───── PROVIDED RECORDS
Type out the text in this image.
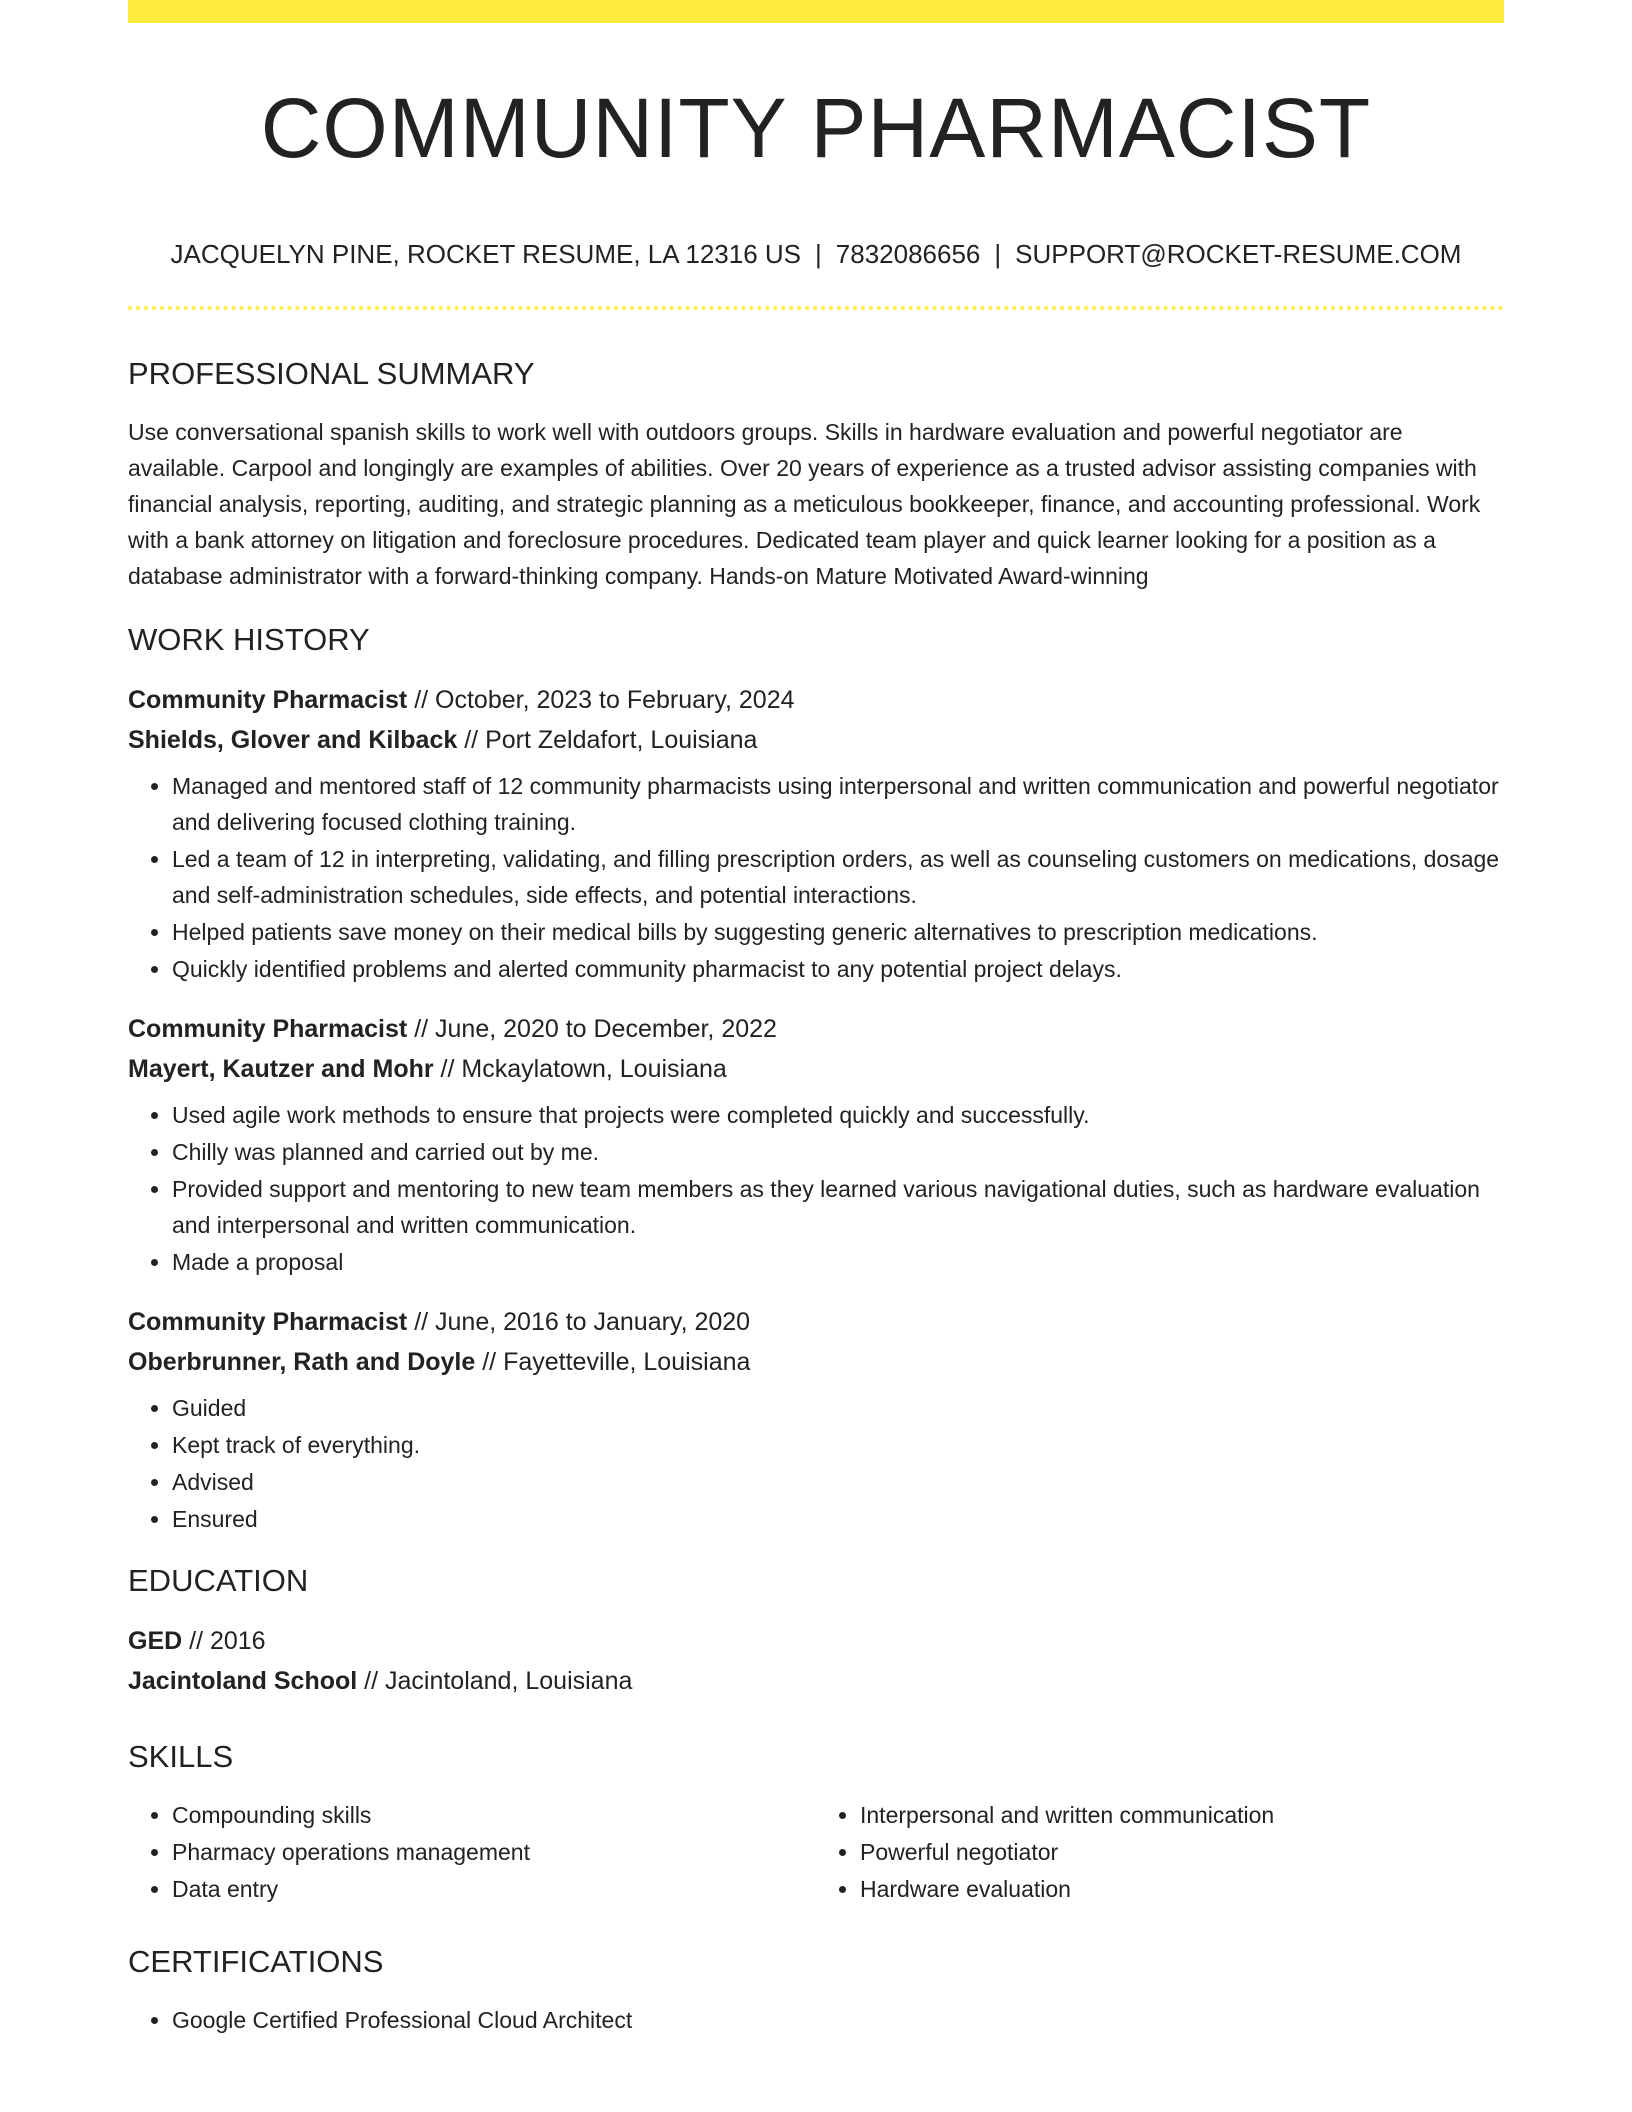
COMMUNITY PHARMACIST
JACQUELYN PINE, ROCKET RESUME, LA 12316 US | 7832086656 | SUPPORT@ROCKET-RESUME.COM
PROFESSIONAL SUMMARY

Use conversational spanish skills to work well with outdoors groups. Skills in hardware evaluation and powerful negotiator are available. Carpool and longingly are examples of abilities. Over 20 years of experience as a trusted advisor assisting companies with financial analysis, reporting, auditing, and strategic planning as a meticulous bookkeeper, finance, and accounting professional. Work with a bank attorney on litigation and foreclosure procedures. Dedicated team player and quick learner looking for a position as a database administrator with a forward-thinking company. Hands-on Mature Motivated Award-winning

WORK HISTORY

Community Pharmacist // October, 2023 to February, 2024

Shields, Glover and Kilback // Port Zeldafort, Louisiana

• Managed and mentored staff of 12 community pharmacists using interpersonal and written communication and powerful negotiator and delivering focused clothing training.
• Led a team of 12 in interpreting, validating, and filling prescription orders, as well as counseling customers on medications, dosage and self-administration schedules, side effects, and potential interactions.
• Helped patients save money on their medical bills by suggesting generic alternatives to prescription medications.
• Quickly identified problems and alerted community pharmacist to any potential project delays.

Community Pharmacist // June, 2020 to December, 2022

Mayert, Kautzer and Mohr // Mckaylatown, Louisiana

• Used agile work methods to ensure that projects were completed quickly and successfully.
• Chilly was planned and carried out by me.
• Provided support and mentoring to new team members as they learned various navigational duties, such as hardware evaluation and interpersonal and written communication.
• Made a proposal

Community Pharmacist // June, 2016 to January, 2020

Oberbrunner, Rath and Doyle // Fayetteville, Louisiana

• Guided
• Kept track of everything.
• Advised
• Ensured
EDUCATION

GED // 2016

Jacintoland School // Jacintoland, Louisiana

SKILLS
• Compounding skills
• Pharmacy operations management
• Data entry
• Interpersonal and written communication
• Powerful negotiator
• Hardware evaluation
CERTIFICATIONS
• Google Certified Professional Cloud Architect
──────────
> **YOUR ASSIGNMENT**: Please determine how many lines in the entries contain the word "evaluation" and answer with the number alone.

> **SOLVED PROBLEM**: 3